## REQUIRED WORK
Filter the entries, keeping every line with the word "Questions".
:::
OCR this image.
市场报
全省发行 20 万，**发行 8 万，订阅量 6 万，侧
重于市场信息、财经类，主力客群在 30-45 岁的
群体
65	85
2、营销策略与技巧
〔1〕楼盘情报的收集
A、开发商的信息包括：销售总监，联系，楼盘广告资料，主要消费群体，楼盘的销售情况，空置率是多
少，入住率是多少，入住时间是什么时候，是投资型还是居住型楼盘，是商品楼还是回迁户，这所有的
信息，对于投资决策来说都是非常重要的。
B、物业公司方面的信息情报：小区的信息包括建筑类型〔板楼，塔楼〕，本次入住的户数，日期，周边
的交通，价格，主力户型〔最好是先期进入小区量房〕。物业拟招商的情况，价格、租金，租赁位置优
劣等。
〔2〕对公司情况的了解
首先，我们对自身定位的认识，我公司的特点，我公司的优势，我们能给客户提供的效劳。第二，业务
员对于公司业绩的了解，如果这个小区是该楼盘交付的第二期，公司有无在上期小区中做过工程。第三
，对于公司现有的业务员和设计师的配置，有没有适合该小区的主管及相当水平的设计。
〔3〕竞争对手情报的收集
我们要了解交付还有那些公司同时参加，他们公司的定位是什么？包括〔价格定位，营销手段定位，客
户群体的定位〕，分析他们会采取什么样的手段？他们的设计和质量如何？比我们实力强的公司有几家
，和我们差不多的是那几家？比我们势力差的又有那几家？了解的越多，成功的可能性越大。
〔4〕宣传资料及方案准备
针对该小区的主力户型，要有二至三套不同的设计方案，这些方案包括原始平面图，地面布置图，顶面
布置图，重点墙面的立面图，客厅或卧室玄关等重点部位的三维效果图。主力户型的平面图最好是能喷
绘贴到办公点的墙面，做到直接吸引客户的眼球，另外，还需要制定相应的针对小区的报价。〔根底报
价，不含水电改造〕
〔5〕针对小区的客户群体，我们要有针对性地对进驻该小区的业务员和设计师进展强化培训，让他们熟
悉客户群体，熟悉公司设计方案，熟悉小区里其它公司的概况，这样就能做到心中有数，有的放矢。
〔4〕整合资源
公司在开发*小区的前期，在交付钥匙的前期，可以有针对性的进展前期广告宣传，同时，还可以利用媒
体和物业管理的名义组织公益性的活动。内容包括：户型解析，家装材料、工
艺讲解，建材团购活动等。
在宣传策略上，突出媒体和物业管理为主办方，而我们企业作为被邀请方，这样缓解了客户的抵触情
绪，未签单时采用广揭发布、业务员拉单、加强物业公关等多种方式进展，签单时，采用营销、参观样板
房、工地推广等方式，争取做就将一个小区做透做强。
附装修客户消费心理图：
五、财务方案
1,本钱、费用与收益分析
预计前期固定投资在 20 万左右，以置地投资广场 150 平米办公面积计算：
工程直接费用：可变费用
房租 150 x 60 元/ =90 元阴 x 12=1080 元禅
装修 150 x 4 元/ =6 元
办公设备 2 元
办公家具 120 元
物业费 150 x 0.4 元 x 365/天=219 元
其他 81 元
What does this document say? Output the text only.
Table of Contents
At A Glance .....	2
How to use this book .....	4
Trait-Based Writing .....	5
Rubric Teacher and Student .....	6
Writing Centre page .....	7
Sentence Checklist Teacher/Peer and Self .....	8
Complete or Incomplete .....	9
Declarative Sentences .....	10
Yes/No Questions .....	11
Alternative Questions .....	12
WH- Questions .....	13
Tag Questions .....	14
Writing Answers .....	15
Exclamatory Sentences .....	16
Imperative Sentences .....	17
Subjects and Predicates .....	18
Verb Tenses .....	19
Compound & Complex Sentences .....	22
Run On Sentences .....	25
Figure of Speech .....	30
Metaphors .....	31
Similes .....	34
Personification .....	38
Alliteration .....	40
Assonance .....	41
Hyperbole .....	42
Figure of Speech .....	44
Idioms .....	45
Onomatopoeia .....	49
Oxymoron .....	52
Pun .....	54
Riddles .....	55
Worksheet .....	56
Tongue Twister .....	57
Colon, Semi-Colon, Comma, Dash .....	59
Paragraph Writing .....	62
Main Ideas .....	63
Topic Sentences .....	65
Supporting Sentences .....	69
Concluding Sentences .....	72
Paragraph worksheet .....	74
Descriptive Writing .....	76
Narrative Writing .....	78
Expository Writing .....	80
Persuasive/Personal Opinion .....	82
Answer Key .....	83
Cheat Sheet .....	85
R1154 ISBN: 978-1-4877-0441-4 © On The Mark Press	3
:::
## OUTPUT
Yes/No Questions .....	11
Alternative Questions .....	12
WH- Questions .....	13
Tag Questions .....	14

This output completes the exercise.